-- STORED ROWS start --

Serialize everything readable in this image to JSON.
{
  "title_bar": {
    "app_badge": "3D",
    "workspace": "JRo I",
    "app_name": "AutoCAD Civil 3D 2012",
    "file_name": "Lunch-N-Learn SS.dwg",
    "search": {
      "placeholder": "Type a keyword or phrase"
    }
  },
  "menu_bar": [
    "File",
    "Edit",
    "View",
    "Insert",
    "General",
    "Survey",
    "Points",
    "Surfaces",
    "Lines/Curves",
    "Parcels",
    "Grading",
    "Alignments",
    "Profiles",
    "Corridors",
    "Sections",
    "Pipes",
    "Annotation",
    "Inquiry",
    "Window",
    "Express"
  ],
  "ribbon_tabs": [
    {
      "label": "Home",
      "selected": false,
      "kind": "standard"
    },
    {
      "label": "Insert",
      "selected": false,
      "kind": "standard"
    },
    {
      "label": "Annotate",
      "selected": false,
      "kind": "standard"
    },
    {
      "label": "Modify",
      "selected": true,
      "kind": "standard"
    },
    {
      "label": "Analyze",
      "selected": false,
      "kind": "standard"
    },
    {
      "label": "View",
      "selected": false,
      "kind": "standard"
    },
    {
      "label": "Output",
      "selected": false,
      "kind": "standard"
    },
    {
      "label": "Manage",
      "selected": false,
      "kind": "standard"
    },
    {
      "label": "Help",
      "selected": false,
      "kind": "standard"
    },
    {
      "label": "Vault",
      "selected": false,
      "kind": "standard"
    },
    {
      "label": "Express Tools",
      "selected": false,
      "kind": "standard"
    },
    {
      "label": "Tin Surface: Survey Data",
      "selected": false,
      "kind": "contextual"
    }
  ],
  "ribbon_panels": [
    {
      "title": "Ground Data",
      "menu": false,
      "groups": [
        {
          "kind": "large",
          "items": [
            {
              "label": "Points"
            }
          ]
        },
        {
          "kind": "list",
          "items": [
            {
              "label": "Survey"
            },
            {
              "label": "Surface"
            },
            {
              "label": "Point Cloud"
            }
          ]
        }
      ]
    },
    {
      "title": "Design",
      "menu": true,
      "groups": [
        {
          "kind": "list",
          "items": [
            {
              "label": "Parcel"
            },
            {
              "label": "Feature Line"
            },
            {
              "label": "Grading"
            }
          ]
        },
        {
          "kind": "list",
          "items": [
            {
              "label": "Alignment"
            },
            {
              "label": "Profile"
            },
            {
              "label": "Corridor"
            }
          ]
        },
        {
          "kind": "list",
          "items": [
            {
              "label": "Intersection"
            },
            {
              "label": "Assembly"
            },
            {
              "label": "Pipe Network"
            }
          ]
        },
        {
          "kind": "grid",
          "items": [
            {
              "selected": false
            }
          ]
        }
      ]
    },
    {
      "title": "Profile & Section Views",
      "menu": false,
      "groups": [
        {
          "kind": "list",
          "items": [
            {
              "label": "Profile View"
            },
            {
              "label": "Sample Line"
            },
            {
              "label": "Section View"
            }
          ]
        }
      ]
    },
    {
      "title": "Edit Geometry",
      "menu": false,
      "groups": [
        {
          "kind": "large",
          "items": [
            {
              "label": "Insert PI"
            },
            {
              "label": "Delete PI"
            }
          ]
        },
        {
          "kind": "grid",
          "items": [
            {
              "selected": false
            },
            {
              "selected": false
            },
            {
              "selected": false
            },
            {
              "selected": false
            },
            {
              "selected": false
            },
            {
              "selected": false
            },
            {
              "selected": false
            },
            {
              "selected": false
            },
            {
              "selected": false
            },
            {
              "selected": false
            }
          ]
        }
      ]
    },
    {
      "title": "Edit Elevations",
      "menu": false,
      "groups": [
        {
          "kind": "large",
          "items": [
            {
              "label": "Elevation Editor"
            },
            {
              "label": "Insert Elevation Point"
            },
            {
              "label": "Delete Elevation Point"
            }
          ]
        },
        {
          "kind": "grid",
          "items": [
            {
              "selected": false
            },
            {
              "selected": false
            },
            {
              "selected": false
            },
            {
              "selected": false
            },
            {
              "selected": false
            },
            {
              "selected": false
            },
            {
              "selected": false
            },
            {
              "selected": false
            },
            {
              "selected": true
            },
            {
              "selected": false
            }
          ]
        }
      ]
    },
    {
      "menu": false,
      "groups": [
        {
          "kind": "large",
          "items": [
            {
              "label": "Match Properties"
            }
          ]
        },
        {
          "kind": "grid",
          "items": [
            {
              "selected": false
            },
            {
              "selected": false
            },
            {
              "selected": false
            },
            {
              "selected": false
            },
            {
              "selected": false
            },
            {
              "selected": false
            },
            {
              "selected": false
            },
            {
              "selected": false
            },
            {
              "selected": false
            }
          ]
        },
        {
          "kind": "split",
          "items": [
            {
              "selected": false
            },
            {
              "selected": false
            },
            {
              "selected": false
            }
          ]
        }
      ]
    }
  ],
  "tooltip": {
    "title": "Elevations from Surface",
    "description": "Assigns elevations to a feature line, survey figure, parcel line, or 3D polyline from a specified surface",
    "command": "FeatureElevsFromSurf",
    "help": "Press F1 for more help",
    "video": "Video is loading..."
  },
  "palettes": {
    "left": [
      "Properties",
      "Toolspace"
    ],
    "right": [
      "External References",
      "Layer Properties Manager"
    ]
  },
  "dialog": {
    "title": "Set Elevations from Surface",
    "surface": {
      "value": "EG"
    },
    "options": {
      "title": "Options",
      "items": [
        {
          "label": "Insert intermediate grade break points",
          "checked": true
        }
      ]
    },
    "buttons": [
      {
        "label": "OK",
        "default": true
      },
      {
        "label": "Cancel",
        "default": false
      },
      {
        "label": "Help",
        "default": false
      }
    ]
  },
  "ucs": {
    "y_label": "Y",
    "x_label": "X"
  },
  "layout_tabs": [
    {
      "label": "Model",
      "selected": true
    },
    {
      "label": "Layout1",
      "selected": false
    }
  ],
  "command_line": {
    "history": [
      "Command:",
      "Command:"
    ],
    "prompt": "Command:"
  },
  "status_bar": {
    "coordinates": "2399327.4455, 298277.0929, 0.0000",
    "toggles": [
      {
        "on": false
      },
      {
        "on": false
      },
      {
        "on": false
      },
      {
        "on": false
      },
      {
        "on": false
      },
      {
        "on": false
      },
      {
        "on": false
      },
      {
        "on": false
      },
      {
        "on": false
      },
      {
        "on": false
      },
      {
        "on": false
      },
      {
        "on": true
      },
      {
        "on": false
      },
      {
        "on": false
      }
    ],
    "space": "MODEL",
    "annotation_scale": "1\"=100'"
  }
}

-- STORED ROWS end --

§ PROBLEM DESCRIPTION:
Scan the listing above for the word "Insert" and copy every line that holds it.

§ TASK ANSWER:
    "Insert",
      "label": "Insert",
              "label": "Insert PI"
              "label": "Insert Elevation Point"
          "label": "Insert intermediate grade break points",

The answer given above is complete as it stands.